--- Start of DATA PROVIDED ---
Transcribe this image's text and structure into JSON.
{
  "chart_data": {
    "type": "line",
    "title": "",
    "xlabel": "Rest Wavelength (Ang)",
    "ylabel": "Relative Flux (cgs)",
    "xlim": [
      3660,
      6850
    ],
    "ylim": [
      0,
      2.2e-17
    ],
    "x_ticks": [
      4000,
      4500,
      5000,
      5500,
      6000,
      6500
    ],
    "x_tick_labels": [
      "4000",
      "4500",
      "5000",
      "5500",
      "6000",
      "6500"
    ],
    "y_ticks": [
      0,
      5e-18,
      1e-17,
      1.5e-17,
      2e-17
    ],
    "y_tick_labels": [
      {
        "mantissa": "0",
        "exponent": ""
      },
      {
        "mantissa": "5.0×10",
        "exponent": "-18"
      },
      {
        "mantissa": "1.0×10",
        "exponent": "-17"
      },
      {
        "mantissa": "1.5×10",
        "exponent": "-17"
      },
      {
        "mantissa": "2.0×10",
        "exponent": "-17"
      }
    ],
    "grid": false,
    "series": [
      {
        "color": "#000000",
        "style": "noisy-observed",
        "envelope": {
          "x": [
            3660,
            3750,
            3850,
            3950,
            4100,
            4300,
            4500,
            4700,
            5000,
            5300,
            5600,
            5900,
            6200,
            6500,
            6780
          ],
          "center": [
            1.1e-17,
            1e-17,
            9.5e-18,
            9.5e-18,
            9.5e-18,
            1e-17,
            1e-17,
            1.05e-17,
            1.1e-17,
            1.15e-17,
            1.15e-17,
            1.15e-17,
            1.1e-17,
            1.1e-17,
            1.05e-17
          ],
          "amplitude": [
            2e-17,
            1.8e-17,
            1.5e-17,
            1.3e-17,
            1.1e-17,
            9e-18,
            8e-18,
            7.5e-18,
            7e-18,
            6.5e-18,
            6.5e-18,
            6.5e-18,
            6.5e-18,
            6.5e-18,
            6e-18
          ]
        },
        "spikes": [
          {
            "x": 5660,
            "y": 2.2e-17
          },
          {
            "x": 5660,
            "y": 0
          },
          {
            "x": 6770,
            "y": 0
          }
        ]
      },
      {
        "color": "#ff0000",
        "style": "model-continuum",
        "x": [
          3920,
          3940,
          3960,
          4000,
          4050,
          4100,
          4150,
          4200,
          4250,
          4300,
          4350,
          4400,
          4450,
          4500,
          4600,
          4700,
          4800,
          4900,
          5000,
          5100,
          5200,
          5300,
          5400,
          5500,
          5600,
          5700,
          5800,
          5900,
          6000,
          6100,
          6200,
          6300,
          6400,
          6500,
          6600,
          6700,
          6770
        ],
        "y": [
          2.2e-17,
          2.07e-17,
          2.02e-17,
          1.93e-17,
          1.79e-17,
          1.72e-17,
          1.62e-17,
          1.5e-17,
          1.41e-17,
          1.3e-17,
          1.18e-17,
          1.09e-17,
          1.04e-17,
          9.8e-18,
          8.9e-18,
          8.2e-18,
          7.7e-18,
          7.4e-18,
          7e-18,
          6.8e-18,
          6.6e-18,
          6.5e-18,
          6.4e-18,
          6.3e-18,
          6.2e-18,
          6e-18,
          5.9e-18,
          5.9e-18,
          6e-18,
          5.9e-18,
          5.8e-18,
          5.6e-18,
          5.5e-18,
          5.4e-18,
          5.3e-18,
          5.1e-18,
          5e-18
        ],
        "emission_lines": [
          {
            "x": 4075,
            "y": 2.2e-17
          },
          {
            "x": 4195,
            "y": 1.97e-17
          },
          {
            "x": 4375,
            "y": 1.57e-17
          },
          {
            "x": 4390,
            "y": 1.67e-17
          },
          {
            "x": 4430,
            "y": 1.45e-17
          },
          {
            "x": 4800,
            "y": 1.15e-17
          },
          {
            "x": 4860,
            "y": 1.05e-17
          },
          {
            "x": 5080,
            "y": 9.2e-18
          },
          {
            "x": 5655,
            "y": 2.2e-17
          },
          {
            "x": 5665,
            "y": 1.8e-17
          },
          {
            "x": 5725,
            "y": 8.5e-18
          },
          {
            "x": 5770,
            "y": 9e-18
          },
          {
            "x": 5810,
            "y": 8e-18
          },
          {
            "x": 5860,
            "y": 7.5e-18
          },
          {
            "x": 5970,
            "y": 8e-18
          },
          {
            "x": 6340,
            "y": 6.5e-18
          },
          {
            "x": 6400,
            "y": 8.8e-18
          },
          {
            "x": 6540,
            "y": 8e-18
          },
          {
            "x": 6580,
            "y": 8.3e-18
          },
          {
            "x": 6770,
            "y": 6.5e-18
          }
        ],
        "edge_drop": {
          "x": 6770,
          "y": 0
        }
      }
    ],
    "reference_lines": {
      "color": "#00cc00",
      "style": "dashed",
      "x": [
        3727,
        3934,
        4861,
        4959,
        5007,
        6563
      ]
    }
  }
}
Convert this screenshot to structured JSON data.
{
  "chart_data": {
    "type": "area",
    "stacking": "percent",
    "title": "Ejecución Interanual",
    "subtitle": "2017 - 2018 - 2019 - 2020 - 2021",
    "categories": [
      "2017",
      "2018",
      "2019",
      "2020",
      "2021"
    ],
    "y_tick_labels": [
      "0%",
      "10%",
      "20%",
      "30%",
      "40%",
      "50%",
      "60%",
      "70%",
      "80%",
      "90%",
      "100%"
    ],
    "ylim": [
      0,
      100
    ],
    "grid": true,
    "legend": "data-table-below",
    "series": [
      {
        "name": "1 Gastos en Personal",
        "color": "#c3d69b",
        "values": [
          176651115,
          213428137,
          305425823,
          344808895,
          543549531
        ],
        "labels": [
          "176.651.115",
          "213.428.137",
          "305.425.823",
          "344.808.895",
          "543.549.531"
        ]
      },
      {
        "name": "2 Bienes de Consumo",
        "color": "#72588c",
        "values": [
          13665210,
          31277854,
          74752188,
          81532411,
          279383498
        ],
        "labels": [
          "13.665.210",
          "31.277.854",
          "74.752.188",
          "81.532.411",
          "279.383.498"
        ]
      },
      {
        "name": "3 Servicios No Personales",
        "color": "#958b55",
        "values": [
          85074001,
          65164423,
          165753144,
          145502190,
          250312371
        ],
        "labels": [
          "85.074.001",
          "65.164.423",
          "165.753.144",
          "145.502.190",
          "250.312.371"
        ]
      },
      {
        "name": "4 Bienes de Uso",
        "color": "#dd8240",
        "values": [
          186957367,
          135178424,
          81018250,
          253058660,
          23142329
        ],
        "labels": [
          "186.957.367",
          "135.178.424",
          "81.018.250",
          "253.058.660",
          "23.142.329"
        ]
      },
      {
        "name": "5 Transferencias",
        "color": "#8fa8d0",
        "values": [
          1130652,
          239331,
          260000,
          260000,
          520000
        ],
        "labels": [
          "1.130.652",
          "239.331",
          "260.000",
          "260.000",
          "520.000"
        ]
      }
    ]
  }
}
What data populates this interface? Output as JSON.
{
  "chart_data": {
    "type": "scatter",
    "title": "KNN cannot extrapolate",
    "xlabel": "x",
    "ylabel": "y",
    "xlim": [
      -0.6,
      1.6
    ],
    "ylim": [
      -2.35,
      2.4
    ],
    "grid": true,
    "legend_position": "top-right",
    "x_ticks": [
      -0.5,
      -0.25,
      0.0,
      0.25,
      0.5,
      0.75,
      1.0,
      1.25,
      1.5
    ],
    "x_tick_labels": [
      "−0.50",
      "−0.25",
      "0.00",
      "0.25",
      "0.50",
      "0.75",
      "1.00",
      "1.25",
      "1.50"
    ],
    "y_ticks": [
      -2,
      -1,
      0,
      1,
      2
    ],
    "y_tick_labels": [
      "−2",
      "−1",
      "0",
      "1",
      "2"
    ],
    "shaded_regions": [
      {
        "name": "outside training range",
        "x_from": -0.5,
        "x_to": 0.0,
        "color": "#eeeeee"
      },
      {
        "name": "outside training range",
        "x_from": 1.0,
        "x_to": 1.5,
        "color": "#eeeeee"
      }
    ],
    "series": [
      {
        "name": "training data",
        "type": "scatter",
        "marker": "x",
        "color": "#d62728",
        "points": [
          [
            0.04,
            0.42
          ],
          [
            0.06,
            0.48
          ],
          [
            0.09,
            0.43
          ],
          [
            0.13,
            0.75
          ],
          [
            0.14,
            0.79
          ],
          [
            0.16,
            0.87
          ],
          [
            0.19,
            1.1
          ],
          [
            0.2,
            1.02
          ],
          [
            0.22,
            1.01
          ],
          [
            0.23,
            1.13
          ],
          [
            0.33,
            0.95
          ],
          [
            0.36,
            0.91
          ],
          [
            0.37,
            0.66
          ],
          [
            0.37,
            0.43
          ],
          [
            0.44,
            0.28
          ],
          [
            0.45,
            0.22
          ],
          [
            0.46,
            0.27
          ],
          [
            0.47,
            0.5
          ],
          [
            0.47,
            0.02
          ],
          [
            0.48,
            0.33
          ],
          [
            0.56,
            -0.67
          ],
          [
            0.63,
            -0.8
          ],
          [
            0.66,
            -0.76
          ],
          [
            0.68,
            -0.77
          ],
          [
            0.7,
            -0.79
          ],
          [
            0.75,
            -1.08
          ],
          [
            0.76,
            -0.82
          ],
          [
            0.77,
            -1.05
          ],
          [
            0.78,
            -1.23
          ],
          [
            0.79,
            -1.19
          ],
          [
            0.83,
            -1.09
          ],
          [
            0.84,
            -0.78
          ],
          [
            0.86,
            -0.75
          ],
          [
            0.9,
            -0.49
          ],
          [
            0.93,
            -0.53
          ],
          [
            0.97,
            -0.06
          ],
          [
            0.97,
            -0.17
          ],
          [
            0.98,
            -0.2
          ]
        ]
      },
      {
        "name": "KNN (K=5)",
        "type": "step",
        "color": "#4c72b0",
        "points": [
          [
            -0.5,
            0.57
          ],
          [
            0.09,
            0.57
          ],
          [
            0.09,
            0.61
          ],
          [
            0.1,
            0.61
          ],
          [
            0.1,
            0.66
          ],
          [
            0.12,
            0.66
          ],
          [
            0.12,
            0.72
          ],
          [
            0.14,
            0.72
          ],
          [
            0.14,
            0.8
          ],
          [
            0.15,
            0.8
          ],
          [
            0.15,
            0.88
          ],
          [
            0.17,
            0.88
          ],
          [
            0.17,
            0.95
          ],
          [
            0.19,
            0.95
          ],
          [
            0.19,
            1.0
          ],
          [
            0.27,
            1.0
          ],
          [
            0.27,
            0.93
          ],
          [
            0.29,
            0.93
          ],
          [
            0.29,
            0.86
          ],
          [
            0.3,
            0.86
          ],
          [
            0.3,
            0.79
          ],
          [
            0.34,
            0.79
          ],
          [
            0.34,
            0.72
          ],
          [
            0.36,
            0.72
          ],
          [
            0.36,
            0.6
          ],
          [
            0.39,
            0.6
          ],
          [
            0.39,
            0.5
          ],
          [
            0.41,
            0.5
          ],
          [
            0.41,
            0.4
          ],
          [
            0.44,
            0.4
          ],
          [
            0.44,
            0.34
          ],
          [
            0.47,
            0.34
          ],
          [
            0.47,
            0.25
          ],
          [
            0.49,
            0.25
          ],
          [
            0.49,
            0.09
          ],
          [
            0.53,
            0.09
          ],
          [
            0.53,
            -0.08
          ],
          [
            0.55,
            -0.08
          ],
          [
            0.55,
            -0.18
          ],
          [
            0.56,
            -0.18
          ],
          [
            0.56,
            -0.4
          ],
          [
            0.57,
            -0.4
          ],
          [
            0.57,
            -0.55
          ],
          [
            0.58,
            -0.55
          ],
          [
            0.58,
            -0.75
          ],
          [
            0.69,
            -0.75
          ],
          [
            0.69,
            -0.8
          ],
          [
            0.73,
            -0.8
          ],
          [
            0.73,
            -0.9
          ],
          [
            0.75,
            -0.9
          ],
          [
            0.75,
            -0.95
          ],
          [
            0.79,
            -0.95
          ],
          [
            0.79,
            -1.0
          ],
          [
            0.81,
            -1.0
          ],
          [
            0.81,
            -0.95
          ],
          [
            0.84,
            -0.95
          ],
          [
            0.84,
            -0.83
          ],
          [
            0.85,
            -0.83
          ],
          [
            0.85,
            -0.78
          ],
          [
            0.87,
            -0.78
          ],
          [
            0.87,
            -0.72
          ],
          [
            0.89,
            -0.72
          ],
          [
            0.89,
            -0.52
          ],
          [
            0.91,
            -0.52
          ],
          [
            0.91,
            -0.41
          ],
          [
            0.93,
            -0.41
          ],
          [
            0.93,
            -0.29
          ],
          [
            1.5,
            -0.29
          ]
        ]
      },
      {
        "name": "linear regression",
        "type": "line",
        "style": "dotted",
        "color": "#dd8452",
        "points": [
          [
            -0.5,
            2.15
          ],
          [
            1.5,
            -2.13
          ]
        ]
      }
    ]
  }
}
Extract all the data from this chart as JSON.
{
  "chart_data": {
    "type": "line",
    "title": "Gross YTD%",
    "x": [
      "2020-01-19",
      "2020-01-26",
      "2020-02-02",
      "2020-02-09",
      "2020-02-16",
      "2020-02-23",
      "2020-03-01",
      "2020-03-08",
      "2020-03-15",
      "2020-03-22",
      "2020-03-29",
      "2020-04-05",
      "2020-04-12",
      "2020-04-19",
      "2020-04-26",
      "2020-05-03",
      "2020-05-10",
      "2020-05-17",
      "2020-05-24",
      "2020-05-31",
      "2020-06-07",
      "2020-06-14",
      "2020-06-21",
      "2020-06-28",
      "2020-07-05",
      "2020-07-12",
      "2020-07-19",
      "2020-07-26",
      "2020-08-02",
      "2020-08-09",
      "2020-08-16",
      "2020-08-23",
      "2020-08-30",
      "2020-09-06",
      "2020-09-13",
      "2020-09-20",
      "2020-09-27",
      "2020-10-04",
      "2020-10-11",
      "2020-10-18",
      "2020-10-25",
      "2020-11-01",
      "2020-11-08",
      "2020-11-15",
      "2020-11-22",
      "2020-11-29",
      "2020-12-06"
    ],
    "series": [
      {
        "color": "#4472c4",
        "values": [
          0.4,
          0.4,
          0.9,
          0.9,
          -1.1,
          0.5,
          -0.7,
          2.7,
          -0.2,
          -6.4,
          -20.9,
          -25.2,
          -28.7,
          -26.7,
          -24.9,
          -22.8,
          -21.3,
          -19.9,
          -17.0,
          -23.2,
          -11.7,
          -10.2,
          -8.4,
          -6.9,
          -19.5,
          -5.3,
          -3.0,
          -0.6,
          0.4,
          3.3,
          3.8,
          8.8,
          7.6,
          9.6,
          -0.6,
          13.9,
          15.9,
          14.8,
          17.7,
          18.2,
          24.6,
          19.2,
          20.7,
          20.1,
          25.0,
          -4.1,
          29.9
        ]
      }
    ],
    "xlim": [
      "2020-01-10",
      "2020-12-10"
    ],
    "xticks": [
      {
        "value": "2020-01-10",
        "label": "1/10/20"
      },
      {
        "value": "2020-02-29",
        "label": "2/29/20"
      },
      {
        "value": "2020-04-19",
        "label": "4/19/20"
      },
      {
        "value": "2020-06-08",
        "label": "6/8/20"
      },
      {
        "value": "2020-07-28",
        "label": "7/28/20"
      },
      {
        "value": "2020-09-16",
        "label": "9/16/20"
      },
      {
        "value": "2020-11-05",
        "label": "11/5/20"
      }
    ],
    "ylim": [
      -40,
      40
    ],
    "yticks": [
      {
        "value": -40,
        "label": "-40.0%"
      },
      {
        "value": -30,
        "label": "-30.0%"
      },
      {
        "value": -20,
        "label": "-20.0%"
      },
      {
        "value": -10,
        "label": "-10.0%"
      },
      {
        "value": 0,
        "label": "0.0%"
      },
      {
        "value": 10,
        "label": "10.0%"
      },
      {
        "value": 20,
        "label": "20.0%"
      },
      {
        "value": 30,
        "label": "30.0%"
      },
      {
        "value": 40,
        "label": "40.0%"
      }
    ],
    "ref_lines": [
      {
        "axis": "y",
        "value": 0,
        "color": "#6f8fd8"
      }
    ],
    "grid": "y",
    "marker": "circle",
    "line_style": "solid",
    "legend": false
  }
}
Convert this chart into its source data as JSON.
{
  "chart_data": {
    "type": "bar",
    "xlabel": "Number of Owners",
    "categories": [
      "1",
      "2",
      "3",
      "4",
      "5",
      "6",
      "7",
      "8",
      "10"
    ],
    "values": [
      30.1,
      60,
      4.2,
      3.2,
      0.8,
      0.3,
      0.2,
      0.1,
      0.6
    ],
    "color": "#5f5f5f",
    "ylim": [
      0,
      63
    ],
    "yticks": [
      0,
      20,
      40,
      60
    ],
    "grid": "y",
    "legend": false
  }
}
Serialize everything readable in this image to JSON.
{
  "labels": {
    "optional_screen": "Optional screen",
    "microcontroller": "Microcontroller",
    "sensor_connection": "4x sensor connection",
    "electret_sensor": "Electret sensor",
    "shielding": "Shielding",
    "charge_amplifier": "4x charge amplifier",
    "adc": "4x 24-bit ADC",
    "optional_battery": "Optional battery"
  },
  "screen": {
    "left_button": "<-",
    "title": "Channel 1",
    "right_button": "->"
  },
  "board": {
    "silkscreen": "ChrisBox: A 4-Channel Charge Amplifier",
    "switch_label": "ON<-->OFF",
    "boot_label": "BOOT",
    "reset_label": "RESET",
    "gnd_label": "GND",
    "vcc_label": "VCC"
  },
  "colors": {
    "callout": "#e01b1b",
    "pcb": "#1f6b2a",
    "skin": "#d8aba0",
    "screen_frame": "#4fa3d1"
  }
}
--- End of DATA PROVIDED ---
Find every line in the records above that holds the word "JSON", and copy each one.

Transcribe this image's text and structure into JSON.
Convert this screenshot to structured JSON data.
What data populates this interface? Output as JSON.
Extract all the data from this chart as JSON.
Convert this chart into its source data as JSON.
Serialize everything readable in this image to JSON.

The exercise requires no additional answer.